Required task: Exactly as written, print each record in the listing.

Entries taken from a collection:
──────────
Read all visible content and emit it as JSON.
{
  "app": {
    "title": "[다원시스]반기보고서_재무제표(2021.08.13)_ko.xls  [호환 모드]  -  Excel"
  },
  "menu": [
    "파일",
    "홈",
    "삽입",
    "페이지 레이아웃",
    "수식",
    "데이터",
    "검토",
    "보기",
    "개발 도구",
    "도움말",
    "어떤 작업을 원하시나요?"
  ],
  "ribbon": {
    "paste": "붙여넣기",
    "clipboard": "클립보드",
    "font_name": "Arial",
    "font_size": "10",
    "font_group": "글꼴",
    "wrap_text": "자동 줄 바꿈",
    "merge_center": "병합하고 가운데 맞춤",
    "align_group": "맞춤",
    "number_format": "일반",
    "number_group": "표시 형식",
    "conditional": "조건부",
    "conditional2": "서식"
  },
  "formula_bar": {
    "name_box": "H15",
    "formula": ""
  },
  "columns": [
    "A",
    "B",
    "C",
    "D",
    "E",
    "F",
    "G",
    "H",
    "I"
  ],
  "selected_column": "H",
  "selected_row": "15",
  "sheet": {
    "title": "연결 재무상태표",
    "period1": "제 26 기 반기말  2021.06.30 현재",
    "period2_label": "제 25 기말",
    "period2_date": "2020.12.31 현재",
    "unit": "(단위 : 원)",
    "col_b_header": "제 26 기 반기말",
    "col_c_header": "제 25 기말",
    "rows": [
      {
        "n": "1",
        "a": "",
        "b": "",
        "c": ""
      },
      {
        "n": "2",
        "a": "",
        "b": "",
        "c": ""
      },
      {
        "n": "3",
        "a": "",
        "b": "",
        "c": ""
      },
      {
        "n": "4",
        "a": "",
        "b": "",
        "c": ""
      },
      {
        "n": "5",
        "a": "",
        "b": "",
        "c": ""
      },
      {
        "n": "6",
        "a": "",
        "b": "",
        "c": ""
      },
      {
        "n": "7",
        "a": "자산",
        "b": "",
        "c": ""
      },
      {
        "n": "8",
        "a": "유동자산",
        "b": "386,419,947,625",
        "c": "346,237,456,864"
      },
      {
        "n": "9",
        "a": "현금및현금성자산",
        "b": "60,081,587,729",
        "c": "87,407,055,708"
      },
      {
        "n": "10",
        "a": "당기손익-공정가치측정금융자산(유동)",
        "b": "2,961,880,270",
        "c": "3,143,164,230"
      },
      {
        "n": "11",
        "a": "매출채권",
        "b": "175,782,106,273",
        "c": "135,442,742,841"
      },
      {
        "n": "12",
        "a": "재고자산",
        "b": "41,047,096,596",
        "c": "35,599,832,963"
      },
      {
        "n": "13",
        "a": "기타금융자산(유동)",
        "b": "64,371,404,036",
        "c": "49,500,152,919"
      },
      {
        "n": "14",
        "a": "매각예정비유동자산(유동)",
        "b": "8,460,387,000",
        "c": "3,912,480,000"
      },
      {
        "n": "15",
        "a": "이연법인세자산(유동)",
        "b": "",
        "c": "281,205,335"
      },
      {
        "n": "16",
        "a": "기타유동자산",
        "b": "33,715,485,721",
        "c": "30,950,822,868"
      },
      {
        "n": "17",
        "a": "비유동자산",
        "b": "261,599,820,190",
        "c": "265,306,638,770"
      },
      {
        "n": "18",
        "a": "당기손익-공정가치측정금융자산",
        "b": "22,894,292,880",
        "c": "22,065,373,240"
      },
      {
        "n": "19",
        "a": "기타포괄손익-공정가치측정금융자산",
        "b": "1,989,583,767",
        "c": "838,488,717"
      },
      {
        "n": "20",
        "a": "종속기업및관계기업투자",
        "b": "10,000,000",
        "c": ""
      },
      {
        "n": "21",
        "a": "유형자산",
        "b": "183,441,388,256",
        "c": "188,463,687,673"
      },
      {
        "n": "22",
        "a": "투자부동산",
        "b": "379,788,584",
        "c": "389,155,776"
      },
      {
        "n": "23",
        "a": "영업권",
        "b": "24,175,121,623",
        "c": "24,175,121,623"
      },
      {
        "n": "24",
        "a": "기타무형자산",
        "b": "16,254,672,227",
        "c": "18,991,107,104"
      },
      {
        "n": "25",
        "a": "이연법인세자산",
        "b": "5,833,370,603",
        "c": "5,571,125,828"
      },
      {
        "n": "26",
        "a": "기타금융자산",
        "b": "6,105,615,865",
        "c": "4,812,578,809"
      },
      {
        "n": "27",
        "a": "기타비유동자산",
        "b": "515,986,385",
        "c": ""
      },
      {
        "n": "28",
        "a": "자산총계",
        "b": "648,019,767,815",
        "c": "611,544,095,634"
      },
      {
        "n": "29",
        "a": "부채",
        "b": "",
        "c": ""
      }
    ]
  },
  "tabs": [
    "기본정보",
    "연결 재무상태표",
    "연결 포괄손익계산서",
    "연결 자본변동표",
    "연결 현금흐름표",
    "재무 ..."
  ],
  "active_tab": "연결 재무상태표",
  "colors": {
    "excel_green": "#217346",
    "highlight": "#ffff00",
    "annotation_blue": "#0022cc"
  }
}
──────────
Expected answer:
Read all visible content and emit it as JSON.
{
  "app": {
    "title": "[다원시스]반기보고서_재무제표(2021.08.13)_ko.xls  [호환 모드]  -  Excel"
  },
  "menu": [
    "파일",
    "홈",
    "삽입",
    "페이지 레이아웃",
    "수식",
    "데이터",
    "검토",
    "보기",
    "개발 도구",
    "도움말",
    "어떤 작업을 원하시나요?"
  ],
  "ribbon": {
    "paste": "붙여넣기",
    "clipboard": "클립보드",
    "font_name": "Arial",
    "font_size": "10",
    "font_group": "글꼴",
    "wrap_text": "자동 줄 바꿈",
    "merge_center": "병합하고 가운데 맞춤",
    "align_group": "맞춤",
    "number_format": "일반",
    "number_group": "표시 형식",
    "conditional": "조건부",
    "conditional2": "서식"
  },
  "formula_bar": {
    "name_box": "H15",
    "formula": ""
  },
  "columns": [
    "A",
    "B",
    "C",
    "D",
    "E",
    "F",
    "G",
    "H",
    "I"
  ],
  "selected_column": "H",
  "selected_row": "15",
  "sheet": {
    "title": "연결 재무상태표",
    "period1": "제 26 기 반기말  2021.06.30 현재",
    "period2_label": "제 25 기말",
    "period2_date": "2020.12.31 현재",
    "unit": "(단위 : 원)",
    "col_b_header": "제 26 기 반기말",
    "col_c_header": "제 25 기말",
    "rows": [
      {
        "n": "1",
        "a": "",
        "b": "",
        "c": ""
      },
      {
        "n": "2",
        "a": "",
        "b": "",
        "c": ""
      },
      {
        "n": "3",
        "a": "",
        "b": "",
        "c": ""
      },
      {
        "n": "4",
        "a": "",
        "b": "",
        "c": ""
      },
      {
        "n": "5",
        "a": "",
        "b": "",
        "c": ""
      },
      {
        "n": "6",
        "a": "",
        "b": "",
        "c": ""
      },
      {
        "n": "7",
        "a": "자산",
        "b": "",
        "c": ""
      },
      {
        "n": "8",
        "a": "유동자산",
        "b": "386,419,947,625",
        "c": "346,237,456,864"
      },
      {
        "n": "9",
        "a": "현금및현금성자산",
        "b": "60,081,587,729",
        "c": "87,407,055,708"
      },
      {
        "n": "10",
        "a": "당기손익-공정가치측정금융자산(유동)",
        "b": "2,961,880,270",
        "c": "3,143,164,230"
      },
      {
        "n": "11",
        "a": "매출채권",
        "b": "175,782,106,273",
        "c": "135,442,742,841"
      },
      {
        "n": "12",
        "a": "재고자산",
        "b": "41,047,096,596",
        "c": "35,599,832,963"
      },
      {
        "n": "13",
        "a": "기타금융자산(유동)",
        "b": "64,371,404,036",
        "c": "49,500,152,919"
      },
      {
        "n": "14",
        "a": "매각예정비유동자산(유동)",
        "b": "8,460,387,000",
        "c": "3,912,480,000"
      },
      {
        "n": "15",
        "a": "이연법인세자산(유동)",
        "b": "",
        "c": "281,205,335"
      },
      {
        "n": "16",
        "a": "기타유동자산",
        "b": "33,715,485,721",
        "c": "30,950,822,868"
      },
      {
        "n": "17",
        "a": "비유동자산",
        "b": "261,599,820,190",
        "c": "265,306,638,770"
      },
      {
        "n": "18",
        "a": "당기손익-공정가치측정금융자산",
        "b": "22,894,292,880",
        "c": "22,065,373,240"
      },
      {
        "n": "19",
        "a": "기타포괄손익-공정가치측정금융자산",
        "b": "1,989,583,767",
        "c": "838,488,717"
      },
      {
        "n": "20",
        "a": "종속기업및관계기업투자",
        "b": "10,000,000",
        "c": ""
      },
      {
        "n": "21",
        "a": "유형자산",
        "b": "183,441,388,256",
        "c": "188,463,687,673"
      },
      {
        "n": "22",
        "a": "투자부동산",
        "b": "379,788,584",
        "c": "389,155,776"
      },
      {
        "n": "23",
        "a": "영업권",
        "b": "24,175,121,623",
        "c": "24,175,121,623"
      },
      {
        "n": "24",
        "a": "기타무형자산",
        "b": "16,254,672,227",
        "c": "18,991,107,104"
      },
      {
        "n": "25",
        "a": "이연법인세자산",
        "b": "5,833,370,603",
        "c": "5,571,125,828"
      },
      {
        "n": "26",
        "a": "기타금융자산",
        "b": "6,105,615,865",
        "c": "4,812,578,809"
      },
      {
        "n": "27",
        "a": "기타비유동자산",
        "b": "515,986,385",
        "c": ""
      },
      {
        "n": "28",
        "a": "자산총계",
        "b": "648,019,767,815",
        "c": "611,544,095,634"
      },
      {
        "n": "29",
        "a": "부채",
        "b": "",
        "c": ""
      }
    ]
  },
  "tabs": [
    "기본정보",
    "연결 재무상태표",
    "연결 포괄손익계산서",
    "연결 자본변동표",
    "연결 현금흐름표",
    "재무 ..."
  ],
  "active_tab": "연결 재무상태표",
  "colors": {
    "excel_green": "#217346",
    "highlight": "#ffff00",
    "annotation_blue": "#0022cc"
  }
}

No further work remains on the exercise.